## Aim
The listing must be reproduced in full, exactly as it stands.

Stored records
* BEGIN *
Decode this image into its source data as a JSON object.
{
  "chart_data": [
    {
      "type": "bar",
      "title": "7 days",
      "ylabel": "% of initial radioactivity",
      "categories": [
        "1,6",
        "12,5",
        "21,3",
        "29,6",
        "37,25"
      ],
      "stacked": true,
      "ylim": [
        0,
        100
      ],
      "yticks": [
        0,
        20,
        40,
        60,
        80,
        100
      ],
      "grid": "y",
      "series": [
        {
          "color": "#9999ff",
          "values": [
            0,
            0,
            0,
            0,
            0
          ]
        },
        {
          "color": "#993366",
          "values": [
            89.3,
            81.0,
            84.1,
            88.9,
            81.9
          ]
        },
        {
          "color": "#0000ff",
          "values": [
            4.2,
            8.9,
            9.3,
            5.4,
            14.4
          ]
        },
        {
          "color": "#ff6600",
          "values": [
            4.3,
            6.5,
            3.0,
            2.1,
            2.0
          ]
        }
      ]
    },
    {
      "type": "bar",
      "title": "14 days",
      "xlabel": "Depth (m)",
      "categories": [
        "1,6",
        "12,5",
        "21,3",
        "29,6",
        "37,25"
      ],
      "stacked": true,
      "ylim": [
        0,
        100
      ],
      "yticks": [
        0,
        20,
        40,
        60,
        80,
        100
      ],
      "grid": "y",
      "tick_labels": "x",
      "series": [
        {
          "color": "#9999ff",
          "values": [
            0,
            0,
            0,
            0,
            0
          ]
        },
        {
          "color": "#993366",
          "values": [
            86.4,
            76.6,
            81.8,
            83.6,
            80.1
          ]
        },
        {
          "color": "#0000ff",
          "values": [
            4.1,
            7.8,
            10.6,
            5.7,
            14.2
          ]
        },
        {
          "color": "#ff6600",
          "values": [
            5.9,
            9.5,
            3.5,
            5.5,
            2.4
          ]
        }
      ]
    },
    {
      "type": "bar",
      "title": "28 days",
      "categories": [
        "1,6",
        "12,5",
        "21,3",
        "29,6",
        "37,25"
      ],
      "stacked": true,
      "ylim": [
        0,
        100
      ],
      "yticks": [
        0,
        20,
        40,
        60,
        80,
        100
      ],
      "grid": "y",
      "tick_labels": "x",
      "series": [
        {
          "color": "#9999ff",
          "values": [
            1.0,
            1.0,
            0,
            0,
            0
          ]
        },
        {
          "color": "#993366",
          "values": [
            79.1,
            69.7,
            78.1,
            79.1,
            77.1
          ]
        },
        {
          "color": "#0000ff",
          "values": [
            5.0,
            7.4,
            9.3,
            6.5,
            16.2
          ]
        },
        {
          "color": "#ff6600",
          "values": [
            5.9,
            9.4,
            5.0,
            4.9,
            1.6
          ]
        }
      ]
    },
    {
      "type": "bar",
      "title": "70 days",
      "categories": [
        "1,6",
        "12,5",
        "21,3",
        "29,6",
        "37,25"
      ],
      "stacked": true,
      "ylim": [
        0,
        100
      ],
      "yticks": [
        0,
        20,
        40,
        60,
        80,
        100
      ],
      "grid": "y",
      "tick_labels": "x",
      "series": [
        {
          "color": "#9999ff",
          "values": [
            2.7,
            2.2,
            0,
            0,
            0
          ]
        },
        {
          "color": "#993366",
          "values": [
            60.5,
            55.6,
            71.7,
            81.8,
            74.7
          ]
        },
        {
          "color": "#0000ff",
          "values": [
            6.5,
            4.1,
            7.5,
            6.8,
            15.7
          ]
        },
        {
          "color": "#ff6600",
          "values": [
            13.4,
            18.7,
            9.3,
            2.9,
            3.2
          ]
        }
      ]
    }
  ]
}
* END *
## Full answer
Decode this image into its source data as a JSON object.
{
  "chart_data": [
    {
      "type": "bar",
      "title": "7 days",
      "ylabel": "% of initial radioactivity",
      "categories": [
        "1,6",
        "12,5",
        "21,3",
        "29,6",
        "37,25"
      ],
      "stacked": true,
      "ylim": [
        0,
        100
      ],
      "yticks": [
        0,
        20,
        40,
        60,
        80,
        100
      ],
      "grid": "y",
      "series": [
        {
          "color": "#9999ff",
          "values": [
            0,
            0,
            0,
            0,
            0
          ]
        },
        {
          "color": "#993366",
          "values": [
            89.3,
            81.0,
            84.1,
            88.9,
            81.9
          ]
        },
        {
          "color": "#0000ff",
          "values": [
            4.2,
            8.9,
            9.3,
            5.4,
            14.4
          ]
        },
        {
          "color": "#ff6600",
          "values": [
            4.3,
            6.5,
            3.0,
            2.1,
            2.0
          ]
        }
      ]
    },
    {
      "type": "bar",
      "title": "14 days",
      "xlabel": "Depth (m)",
      "categories": [
        "1,6",
        "12,5",
        "21,3",
        "29,6",
        "37,25"
      ],
      "stacked": true,
      "ylim": [
        0,
        100
      ],
      "yticks": [
        0,
        20,
        40,
        60,
        80,
        100
      ],
      "grid": "y",
      "tick_labels": "x",
      "series": [
        {
          "color": "#9999ff",
          "values": [
            0,
            0,
            0,
            0,
            0
          ]
        },
        {
          "color": "#993366",
          "values": [
            86.4,
            76.6,
            81.8,
            83.6,
            80.1
          ]
        },
        {
          "color": "#0000ff",
          "values": [
            4.1,
            7.8,
            10.6,
            5.7,
            14.2
          ]
        },
        {
          "color": "#ff6600",
          "values": [
            5.9,
            9.5,
            3.5,
            5.5,
            2.4
          ]
        }
      ]
    },
    {
      "type": "bar",
      "title": "28 days",
      "categories": [
        "1,6",
        "12,5",
        "21,3",
        "29,6",
        "37,25"
      ],
      "stacked": true,
      "ylim": [
        0,
        100
      ],
      "yticks": [
        0,
        20,
        40,
        60,
        80,
        100
      ],
      "grid": "y",
      "tick_labels": "x",
      "series": [
        {
          "color": "#9999ff",
          "values": [
            1.0,
            1.0,
            0,
            0,
            0
          ]
        },
        {
          "color": "#993366",
          "values": [
            79.1,
            69.7,
            78.1,
            79.1,
            77.1
          ]
        },
        {
          "color": "#0000ff",
          "values": [
            5.0,
            7.4,
            9.3,
            6.5,
            16.2
          ]
        },
        {
          "color": "#ff6600",
          "values": [
            5.9,
            9.4,
            5.0,
            4.9,
            1.6
          ]
        }
      ]
    },
    {
      "type": "bar",
      "title": "70 days",
      "categories": [
        "1,6",
        "12,5",
        "21,3",
        "29,6",
        "37,25"
      ],
      "stacked": true,
      "ylim": [
        0,
        100
      ],
      "yticks": [
        0,
        20,
        40,
        60,
        80,
        100
      ],
      "grid": "y",
      "tick_labels": "x",
      "series": [
        {
          "color": "#9999ff",
          "values": [
            2.7,
            2.2,
            0,
            0,
            0
          ]
        },
        {
          "color": "#993366",
          "values": [
            60.5,
            55.6,
            71.7,
            81.8,
            74.7
          ]
        },
        {
          "color": "#0000ff",
          "values": [
            6.5,
            4.1,
            7.5,
            6.8,
            15.7
          ]
        },
        {
          "color": "#ff6600",
          "values": [
            13.4,
            18.7,
            9.3,
            2.9,
            3.2
          ]
        }
      ]
    }
  ]
}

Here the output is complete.